Text:
>> begin

It's for the yard in King Harbor. I figured that just like everything else, it's more expensive in socal. =) Thanks again for the advice! I'll let you know what ends up happening


----------



## jarcher (Jul 29, 2008)

If you are doing a survey then you probably want at least a short haul (meaning they lift it out for the survey then put it right back). One of the most important parts of the survey is hull integrity. I guess if you already own the boat then its less important, but if you're paying for the survey then its worth doing.

I would consider doing a short haul for the survey and then worrying about the bottom paint after you haul out for the winter.

When I insured with progressive they asked if I had a survey done and I answered that I did, but I now wonder what they would have said if I had said I did not. They never asked me to send a copy of the survey.

To answer your question, those fees sound outrageous to me. I'm at a marina with a reputation for nickel and dimeing people, but they would never do anything like what you were reporting. I'm in Rhode Island.


----------



## dangerdrew (Jul 14, 2009)

Thanks again for all the replies everyone. After talking to some guys on the dock, it turns out the yard in our marina is really expensive. I wound up calling progressive and they can insure the boat without a survey, but it does cost more per month. The plus side is that once we get the survey done, we can cancel that plan (we'll get a refund for the unused portion) and get a much cheaper plan with the survey. 

So the now the plan is get the engine working and take it down to wilmington/san pedro towards the end of the season and have it hauled out there where it's much cheaper.


----------



## pdqaltair (Nov 14, 2008)

*The $75/day would make me run. If there are ANY blisters*

and you have to wait for the hull to dry, they will own the boat!

$50 to bring paint?

A fee for haz waste you won't generate? (DIYs are exempt by fed law, you'll save the old paint, and the brushes aren't haz after they dry. Copper is not on the haz list). At $200+ per gallon, you won't waste much.

The Inorganics or Metals
Arsenic, Barium, Cadmium, Chromium, Lead, Mercury, Selenium, Silver

Get another marina. They're working you.


----------



## scottyt (Jul 19, 2008)

there is a yard near me right now offer 8.50 a foot for haul, power wash, blocking, 7 days on the stands and the relaunch. 

so for my 27 footer it would be 230 or so for a week on the hard all inclusive


----------



## pdqaltair (Nov 14, 2008)

*Good Price - Name names!*



scottyt said:


> there is a yard near me right now offer 8.50 a foot for haul, power wash, blocking, 7 days on the stands and the relaunch.
> 
> so for my 27 footer it would be 230 or so for a week on the hard all inclusive


Where?


----------



## scottyt (Jul 19, 2008)

pdqaltair said:


> Where?


this is a cut and paste from their craigslist add

Boats hauled out and blocked $8.50 per foot.

Includes pressure washing, stands and blocking and FREE 7 day land storage and launch.

Discount bottom painting or do it yourself yard. Best prices on Bottom paint.

Located at the entrance to the Patapsco River - Close to North Point, Magothy, Bodkin and Rock Creek.

>> end

Extracted data:
>> begin

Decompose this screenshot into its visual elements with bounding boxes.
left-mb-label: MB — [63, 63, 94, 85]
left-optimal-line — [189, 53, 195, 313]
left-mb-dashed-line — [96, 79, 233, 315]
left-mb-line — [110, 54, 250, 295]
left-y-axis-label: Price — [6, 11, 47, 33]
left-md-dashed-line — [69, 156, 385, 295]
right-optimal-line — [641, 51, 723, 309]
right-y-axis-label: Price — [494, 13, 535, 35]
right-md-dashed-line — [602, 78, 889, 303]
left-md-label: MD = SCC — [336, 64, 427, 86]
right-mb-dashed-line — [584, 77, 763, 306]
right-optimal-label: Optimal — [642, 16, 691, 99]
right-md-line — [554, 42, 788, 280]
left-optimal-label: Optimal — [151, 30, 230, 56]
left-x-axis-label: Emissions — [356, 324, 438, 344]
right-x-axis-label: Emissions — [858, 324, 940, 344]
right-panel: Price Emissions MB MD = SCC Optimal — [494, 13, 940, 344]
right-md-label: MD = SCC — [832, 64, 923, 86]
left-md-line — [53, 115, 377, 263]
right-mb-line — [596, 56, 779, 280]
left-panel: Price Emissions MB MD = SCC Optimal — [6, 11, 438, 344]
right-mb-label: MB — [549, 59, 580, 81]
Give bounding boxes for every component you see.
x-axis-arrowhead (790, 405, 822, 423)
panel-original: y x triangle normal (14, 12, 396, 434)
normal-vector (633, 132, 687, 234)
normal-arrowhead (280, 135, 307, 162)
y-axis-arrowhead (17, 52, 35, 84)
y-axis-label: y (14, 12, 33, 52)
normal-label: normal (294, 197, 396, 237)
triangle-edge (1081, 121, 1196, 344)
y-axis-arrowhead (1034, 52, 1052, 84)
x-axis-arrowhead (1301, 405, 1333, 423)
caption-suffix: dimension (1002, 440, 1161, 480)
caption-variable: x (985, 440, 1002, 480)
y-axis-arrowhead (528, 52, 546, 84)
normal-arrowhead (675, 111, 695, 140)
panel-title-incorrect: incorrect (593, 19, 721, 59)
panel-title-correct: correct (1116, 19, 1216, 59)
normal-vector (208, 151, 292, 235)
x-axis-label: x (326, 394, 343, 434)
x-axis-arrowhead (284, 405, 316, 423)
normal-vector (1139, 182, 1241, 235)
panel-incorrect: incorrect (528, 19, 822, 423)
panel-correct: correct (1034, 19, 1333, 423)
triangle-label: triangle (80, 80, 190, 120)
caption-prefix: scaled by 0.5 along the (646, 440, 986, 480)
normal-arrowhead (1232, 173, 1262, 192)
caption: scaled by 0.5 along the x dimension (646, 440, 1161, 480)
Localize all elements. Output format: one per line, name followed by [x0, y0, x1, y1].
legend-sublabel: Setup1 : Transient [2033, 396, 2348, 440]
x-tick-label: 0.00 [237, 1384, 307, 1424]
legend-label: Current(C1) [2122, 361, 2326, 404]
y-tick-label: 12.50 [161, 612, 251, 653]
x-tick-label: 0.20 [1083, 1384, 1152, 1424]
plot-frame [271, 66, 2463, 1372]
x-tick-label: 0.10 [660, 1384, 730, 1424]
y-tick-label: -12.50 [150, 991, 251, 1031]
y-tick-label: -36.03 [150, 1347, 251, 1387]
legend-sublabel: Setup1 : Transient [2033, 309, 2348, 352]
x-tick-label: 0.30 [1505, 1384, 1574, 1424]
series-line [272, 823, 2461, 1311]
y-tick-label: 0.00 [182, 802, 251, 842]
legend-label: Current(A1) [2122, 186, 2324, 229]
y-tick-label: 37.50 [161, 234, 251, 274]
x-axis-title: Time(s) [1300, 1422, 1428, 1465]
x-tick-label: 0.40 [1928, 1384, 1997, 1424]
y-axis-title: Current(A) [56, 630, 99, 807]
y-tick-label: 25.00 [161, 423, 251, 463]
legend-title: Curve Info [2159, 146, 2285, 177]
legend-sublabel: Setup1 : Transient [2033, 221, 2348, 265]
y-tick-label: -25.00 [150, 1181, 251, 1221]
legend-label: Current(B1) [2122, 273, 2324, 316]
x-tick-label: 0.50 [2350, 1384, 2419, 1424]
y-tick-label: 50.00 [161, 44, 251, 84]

>> end

Task set:
1. Say whether each statement below agrees with the forum thread on boat haul-out costs, answering yes or no and quoting the words that decide it: (a) Progressive can insure the boat without a survey at a lower monthly cost. (b) Copper is on the hazardous waste list. (c) The yard's ad gives a haul-out and blocking price of $8.50 per foot.
2. Write out the part of the forum thread on boat haul-out costs that falls between "A fee for haz" and "won't waste much.", inclusive.

Answers below:
1.
(a) No: "they can insure the boat without a survey, but it does cost more per month."
(b) No: "Copper is not on the haz list"
(c) Yes: "Boats hauled out and blocked $8.50 per foot."

2.
A fee for haz waste you won't generate? (DIYs are exempt by fed law, you'll save the old paint, and the brushes aren't haz after they dry. Copper is not on the haz list). At $200+ per gallon, you won't waste much.